WORK TO COMPLETE ->
Please extract, unchanged, the lines below between the line holding "- italy-flag-icon: [323, 757, 351, 786]" and the line holding "- export-table: Land", inclusive.

RECORDS FOR THE EXERCISE ->
◇ ◇ ◇ ◇ ◇ ◇ ◇

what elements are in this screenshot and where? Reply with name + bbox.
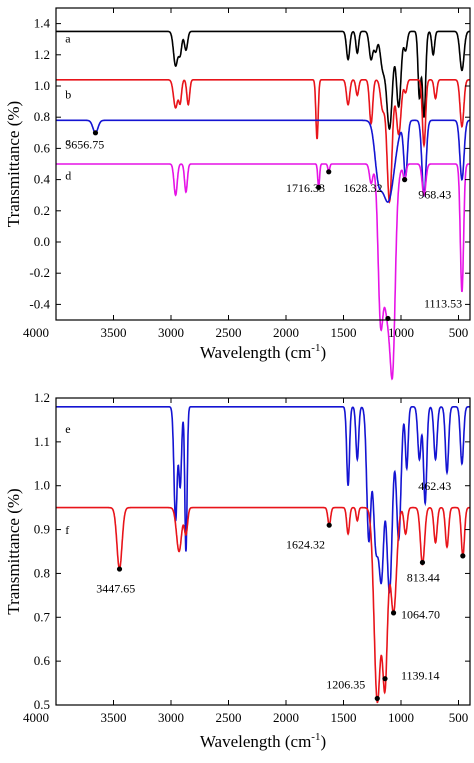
p1-y-tick-label-9: 1.4 bbox=[34, 16, 51, 31]
p2-peak-marker-4 bbox=[390, 610, 397, 616]
panel-bottom: e f 3447.65 1624.32 1206.35 1139.14 1064.70 813… bbox=[4, 390, 471, 751]
p1-x-tick-label-1: 3500 bbox=[101, 325, 127, 340]
p2-y-tick-label-6: 1.1 bbox=[34, 434, 50, 449]
p2-y-tick-label-5: 1.0 bbox=[34, 478, 50, 493]
p2-peak-marker-6 bbox=[460, 553, 466, 559]
p1-y-tick-label-3: 0.2 bbox=[34, 203, 50, 218]
p1-series-b-label: b bbox=[65, 87, 71, 101]
p1-x-tick-label-6: 1000 bbox=[388, 325, 414, 340]
p2-y-tick-label-4: 0.9 bbox=[34, 522, 50, 537]
p1-peak-marker-3 bbox=[402, 177, 408, 183]
p1-y-tick-label-2: 0.0 bbox=[34, 234, 50, 249]
p1-series-d-line bbox=[56, 163, 470, 381]
p2-series-f-label: f bbox=[65, 523, 69, 537]
p2-x-tick-label-1: 3500 bbox=[101, 710, 127, 725]
p2-series-e-label: e bbox=[65, 422, 70, 436]
p1-peak-label-4: 1113.53 bbox=[424, 297, 462, 311]
p2-y-tick-label-1: 0.6 bbox=[34, 653, 51, 668]
p2-y-tick-label-7: 1.2 bbox=[34, 390, 50, 405]
p1-y-axis-title: Transmittance (%) bbox=[4, 101, 23, 227]
p1-peak-marker-0 bbox=[92, 130, 99, 136]
p1-x-tick-label-3: 2500 bbox=[216, 325, 242, 340]
p2-x-tick-label-6: 1000 bbox=[388, 710, 414, 725]
p1-series-d-label: d bbox=[65, 169, 71, 183]
p1-peak-marker-2 bbox=[326, 169, 332, 175]
p1-x-tick-label-7: 500 bbox=[449, 325, 469, 340]
p1-y-tick-label-6: 0.8 bbox=[34, 109, 50, 124]
p2-peak-marker-0 bbox=[116, 566, 123, 572]
p2-x-tick-label-4: 2000 bbox=[273, 710, 299, 725]
p2-y-tick-label-3: 0.8 bbox=[34, 565, 50, 580]
p1-series-c-label: c bbox=[65, 134, 70, 148]
p2-series-f-line bbox=[56, 506, 471, 704]
p1-peak-marker-1 bbox=[316, 184, 322, 190]
p2-series-e-line bbox=[56, 405, 470, 594]
p1-x-tick-label-4: 2000 bbox=[273, 325, 299, 340]
p1-y-tick-label-7: 1.0 bbox=[34, 78, 50, 93]
p1-series-b-line bbox=[56, 79, 470, 204]
p1-series-c-line bbox=[56, 119, 470, 203]
p1-x-tick-label-5: 1500 bbox=[331, 325, 357, 340]
p1-y-tick-label-8: 1.2 bbox=[34, 47, 50, 62]
p2-y-tick-label-2: 0.7 bbox=[34, 609, 51, 624]
p1-peak-label-1: 1716.33 bbox=[286, 181, 325, 195]
p1-x-tick-label-0: 4000 bbox=[23, 325, 49, 340]
p1-x-tick-label-2: 3000 bbox=[158, 325, 184, 340]
p2-x-tick-label-0: 4000 bbox=[23, 710, 49, 725]
p1-y-tick-label-1: -0.2 bbox=[29, 265, 50, 280]
p2-peak-marker-2 bbox=[374, 695, 380, 702]
p1-y-tick-label-5: 0.6 bbox=[34, 140, 51, 155]
p1-peak-label-3: 968.43 bbox=[418, 187, 451, 201]
p2-peak-marker-3 bbox=[382, 676, 388, 682]
p2-x-tick-label-2: 3000 bbox=[158, 710, 184, 725]
p2-peak-marker-5 bbox=[419, 559, 426, 566]
p1-series-a-line bbox=[56, 30, 470, 131]
p2-y-axis-title: Transmittance (%) bbox=[4, 488, 23, 614]
p2-x-axis-title: Wavelength (cm-1) bbox=[200, 731, 326, 751]
p1-plot-frame bbox=[55, 7, 471, 321]
p2-peak-label-5: 813.44 bbox=[407, 570, 440, 584]
p2-peak-marker-1 bbox=[326, 522, 332, 528]
p2-y-tick-label-0: 0.5 bbox=[34, 697, 50, 712]
p2-x-tick-label-7: 500 bbox=[449, 710, 469, 725]
p2-peak-label-2: 1206.35 bbox=[326, 677, 365, 691]
p2-peak-label-3: 1139.14 bbox=[401, 669, 440, 683]
p2-x-tick-label-3: 2500 bbox=[216, 710, 242, 725]
p1-y-tick-label-0: -0.4 bbox=[29, 296, 50, 311]
p2-peak-label-0: 3447.65 bbox=[96, 581, 135, 595]
p1-x-axis-title: Wavelength (cm-1) bbox=[200, 342, 326, 362]
p1-peak-label-2: 1628.32 bbox=[344, 181, 383, 195]
p2-x-tick-label-5: 1500 bbox=[331, 710, 357, 725]
p1-y-tick-label-4: 0.4 bbox=[34, 172, 51, 187]
p1-series-a-label: a bbox=[65, 31, 71, 45]
p2-plot-frame bbox=[55, 397, 471, 706]
panel-top: a b c d 3656.75 1716.33 1628.32 968.43 1113.53 40… bbox=[4, 7, 471, 381]
p1-peak-label-0: 3656.75 bbox=[65, 137, 104, 151]
p2-peak-label-6: 462.43 bbox=[418, 479, 451, 493]
p2-peak-label-1: 1624.32 bbox=[286, 537, 325, 551]
p2-peak-label-4: 1064.70 bbox=[401, 608, 440, 622]
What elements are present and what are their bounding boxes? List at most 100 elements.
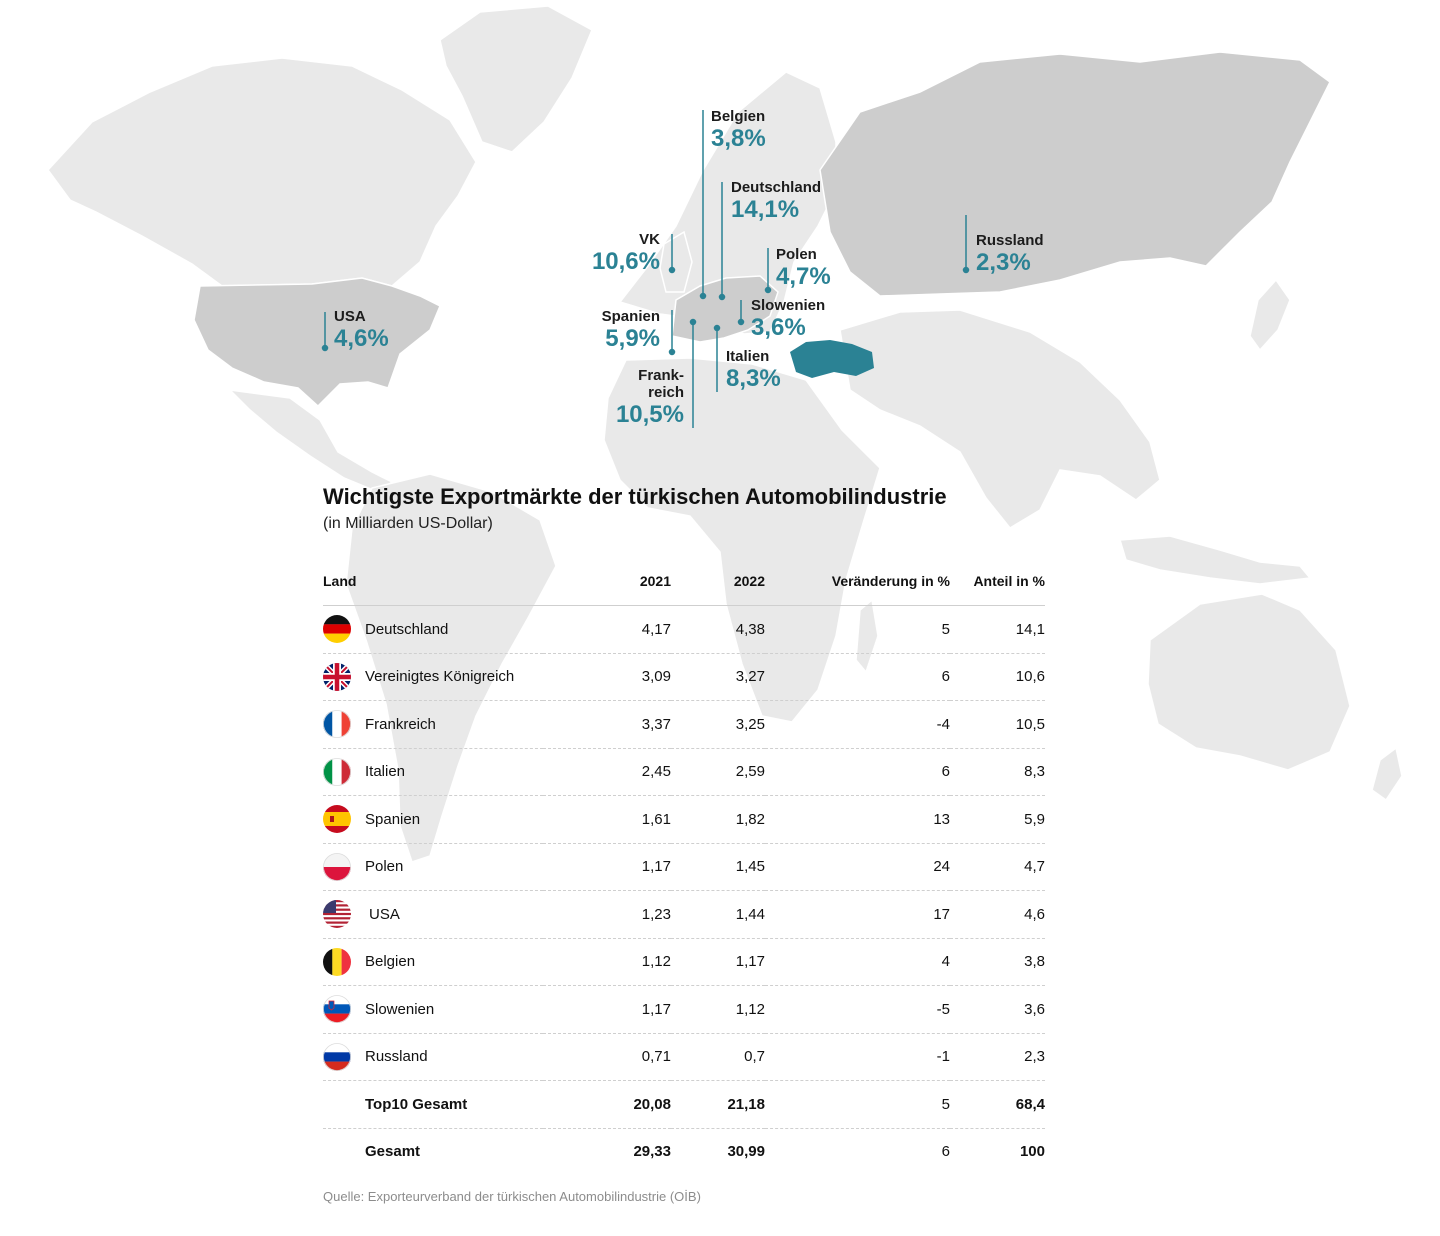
- italy-flag-icon: [323, 757, 351, 786]
- value-2021: 1,17: [543, 985, 671, 1034]
- country-name: Italien: [365, 763, 406, 781]
- value-2021: 2,45: [543, 748, 671, 796]
- callout-value: 3,8%: [711, 125, 766, 152]
- table-row: Polen 1,17 1,45 24 4,7: [323, 843, 1045, 891]
- uk-flag-icon: [323, 662, 351, 691]
- callout-value: 3,6%: [751, 314, 806, 341]
- export-table: Land 2021 2022 Veränderung in % Anteil i…: [323, 557, 1045, 1175]
- table-row-top10-total: Top10 Gesamt 20,08 21,18 5 68,4: [323, 1080, 1045, 1129]
- total-label: Gesamt: [365, 1143, 421, 1161]
- country-name: Deutschland: [365, 620, 449, 638]
- value-2022: 0,7: [671, 1033, 765, 1081]
- value-2022: 2,59: [671, 748, 765, 796]
- value-2021: 3,09: [543, 653, 671, 701]
- callout-name: Russland: [976, 232, 1044, 249]
- value-change: -5: [765, 985, 950, 1034]
- value-2021: 20,08: [543, 1080, 671, 1129]
- callout-name: Deutschland: [731, 179, 822, 196]
- header-change: Veränderung in %: [765, 557, 950, 606]
- value-share: 8,3: [950, 748, 1045, 796]
- callout-value: 4,7%: [776, 263, 831, 290]
- belgium-flag-icon: [323, 947, 351, 976]
- country-name: Polen: [365, 858, 404, 876]
- callout-name: Belgien: [711, 108, 766, 125]
- header-2021: 2021: [543, 557, 671, 606]
- russia-flag-icon: [323, 1042, 351, 1071]
- value-change: 6: [765, 653, 950, 701]
- value-2022: 3,25: [671, 700, 765, 749]
- country-name: Russland: [365, 1048, 428, 1066]
- value-share: 100: [1019, 1143, 1045, 1161]
- france-flag-icon: [323, 710, 351, 739]
- value-change: 6: [941, 1143, 950, 1161]
- value-2022: 1,45: [671, 843, 765, 891]
- callout-name: Frank-: [638, 367, 684, 384]
- value-share: 3,8: [950, 938, 1045, 986]
- uk-shape: [659, 230, 693, 293]
- callout-belgien: Belgien 3,8%: [711, 108, 766, 152]
- value-share: 2,3: [950, 1033, 1045, 1081]
- value-share: 10,6: [950, 653, 1045, 701]
- value-change: 5: [765, 605, 950, 654]
- europe-export-countries-shape: [671, 275, 779, 343]
- value-share: 4,7: [950, 843, 1045, 891]
- callout-name: Spanien: [601, 308, 660, 325]
- callout-name: USA: [334, 308, 366, 325]
- table-row: Deutschland 4,17 4,38 5 14,1: [323, 605, 1045, 654]
- callout-name: VK: [639, 231, 660, 248]
- value-2022: 21,18: [671, 1080, 765, 1129]
- callout-vk: VK 10,6%: [580, 231, 660, 275]
- value-2021: 29,33: [633, 1143, 671, 1161]
- callout-value: 2,3%: [976, 249, 1031, 276]
- value-2022: 1,82: [671, 795, 765, 844]
- callout-value: 4,6%: [334, 325, 389, 352]
- table-row: Vereinigtes Königreich 3,09 3,27 6 10,6: [323, 653, 1045, 701]
- value-share: 10,5: [950, 700, 1045, 749]
- australia-shape: [1147, 593, 1351, 771]
- callout-frankreich: Frank- reich 10,5%: [590, 367, 684, 428]
- header-2022: 2022: [671, 557, 765, 606]
- header-land: Land: [323, 557, 543, 606]
- table-header-row: Land 2021 2022 Veränderung in % Anteil i…: [323, 557, 1045, 606]
- chart-title: Wichtigste Exportmärkte der türkischen A…: [323, 484, 947, 509]
- poland-flag-icon: [323, 852, 351, 881]
- callout-name-line2: reich: [648, 384, 684, 401]
- value-share: 68,4: [950, 1080, 1045, 1129]
- callout-polen: Polen 4,7%: [776, 246, 831, 290]
- callout-italien: Italien 8,3%: [726, 348, 781, 392]
- value-2021: 3,37: [543, 700, 671, 749]
- value-2021: 1,61: [543, 795, 671, 844]
- value-2021: 1,23: [543, 890, 671, 939]
- country-name: Slowenien: [365, 1000, 435, 1018]
- value-share: 3,6: [950, 985, 1045, 1034]
- callout-value: 8,3%: [726, 365, 781, 392]
- canada-shape: [47, 57, 477, 287]
- slovenia-flag-icon: [323, 995, 351, 1024]
- value-2022: 1,17: [671, 938, 765, 986]
- mexico-shape: [227, 388, 394, 493]
- country-name: USA: [369, 905, 400, 923]
- callout-russland: Russland 2,3%: [976, 232, 1044, 276]
- value-2021: 1,17: [543, 843, 671, 891]
- callout-name: Italien: [726, 348, 770, 365]
- callout-spanien: Spanien 5,9%: [580, 308, 660, 352]
- value-2022: 3,27: [671, 653, 765, 701]
- callout-value: 14,1%: [731, 196, 800, 223]
- value-share: 14,1: [950, 605, 1045, 654]
- value-2022: 1,44: [671, 890, 765, 939]
- spain-flag-icon: [323, 805, 351, 834]
- value-2021: 0,71: [543, 1033, 671, 1081]
- source-note: Quelle: Exporteurverband der türkischen …: [323, 1189, 701, 1204]
- callout-usa: USA 4,6%: [334, 308, 389, 352]
- value-change: 6: [765, 748, 950, 796]
- callout-deutschland: Deutschland 14,1%: [731, 179, 821, 223]
- new-zealand-shape: [1371, 746, 1403, 802]
- value-change: -4: [765, 700, 950, 749]
- usa-shape: [193, 277, 441, 408]
- table-row: Frankreich 3,37 3,25 -4 10,5: [323, 700, 1045, 749]
- value-2022: 30,99: [727, 1143, 765, 1161]
- value-share: 4,6: [950, 890, 1045, 939]
- germany-flag-icon: [323, 615, 351, 644]
- value-2022: 4,38: [671, 605, 765, 654]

◇ ◇ ◇ ◇ ◇ ◇ ◇

IN RESPONSE ->
- italy-flag-icon: [323, 757, 351, 786]
- value-2021: 1,17: [543, 985, 671, 1034]
- country-name: Italien: [365, 763, 406, 781]
- value-2021: 2,45: [543, 748, 671, 796]
- callout-value: 3,8%: [711, 125, 766, 152]
- table-row: Polen 1,17 1,45 24 4,7: [323, 843, 1045, 891]
- uk-flag-icon: [323, 662, 351, 691]
- callout-value: 3,6%: [751, 314, 806, 341]
- export-table: Land 2021 2022 Veränderung in % Anteil i…: [323, 557, 1045, 1175]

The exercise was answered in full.